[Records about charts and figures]
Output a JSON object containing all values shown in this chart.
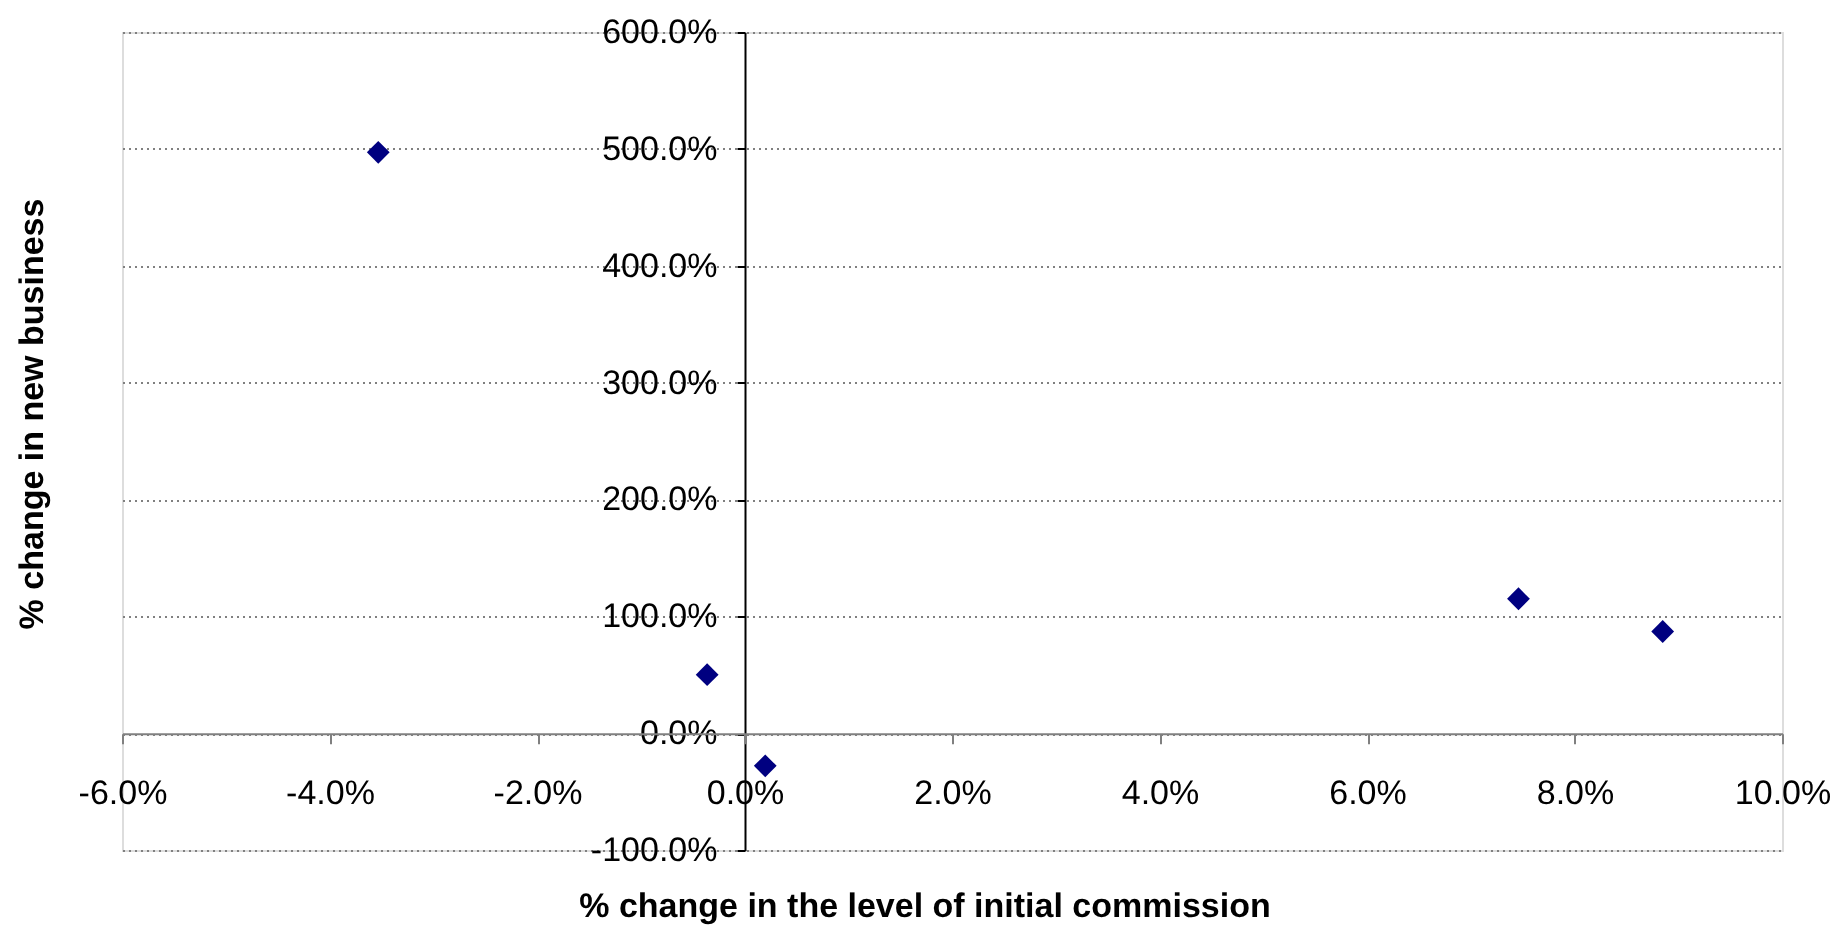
{
  "chart_data": {
    "type": "scatter",
    "xlabel": "% change in the level of initial commission",
    "ylabel": "% change in new business",
    "x": [
      -3.53,
      -0.36,
      0.2,
      7.46,
      8.85
    ],
    "series": [
      {
        "color": "#000080",
        "values": [
          497,
          50,
          -28,
          115,
          87
        ]
      }
    ],
    "xlim": [
      -6,
      10
    ],
    "ylim": [
      -100,
      600
    ],
    "xticks": [
      {
        "value": -6,
        "label": "-6.0%"
      },
      {
        "value": -4,
        "label": "-4.0%"
      },
      {
        "value": -2,
        "label": "-2.0%"
      },
      {
        "value": 0,
        "label": "0.0%"
      },
      {
        "value": 2,
        "label": "2.0%"
      },
      {
        "value": 4,
        "label": "4.0%"
      },
      {
        "value": 6,
        "label": "6.0%"
      },
      {
        "value": 8,
        "label": "8.0%"
      },
      {
        "value": 10,
        "label": "10.0%"
      }
    ],
    "yticks": [
      {
        "value": -100,
        "label": "-100.0%"
      },
      {
        "value": 0,
        "label": "0.0%"
      },
      {
        "value": 100,
        "label": "100.0%"
      },
      {
        "value": 200,
        "label": "200.0%"
      },
      {
        "value": 300,
        "label": "300.0%"
      },
      {
        "value": 400,
        "label": "400.0%"
      },
      {
        "value": 500,
        "label": "500.0%"
      },
      {
        "value": 600,
        "label": "600.0%"
      }
    ],
    "grid": "y",
    "marker": "diamond"
  }
}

**What to work on**
Tally the lines that hold the string "change" and state the total, nothing more.

**Task answer**
2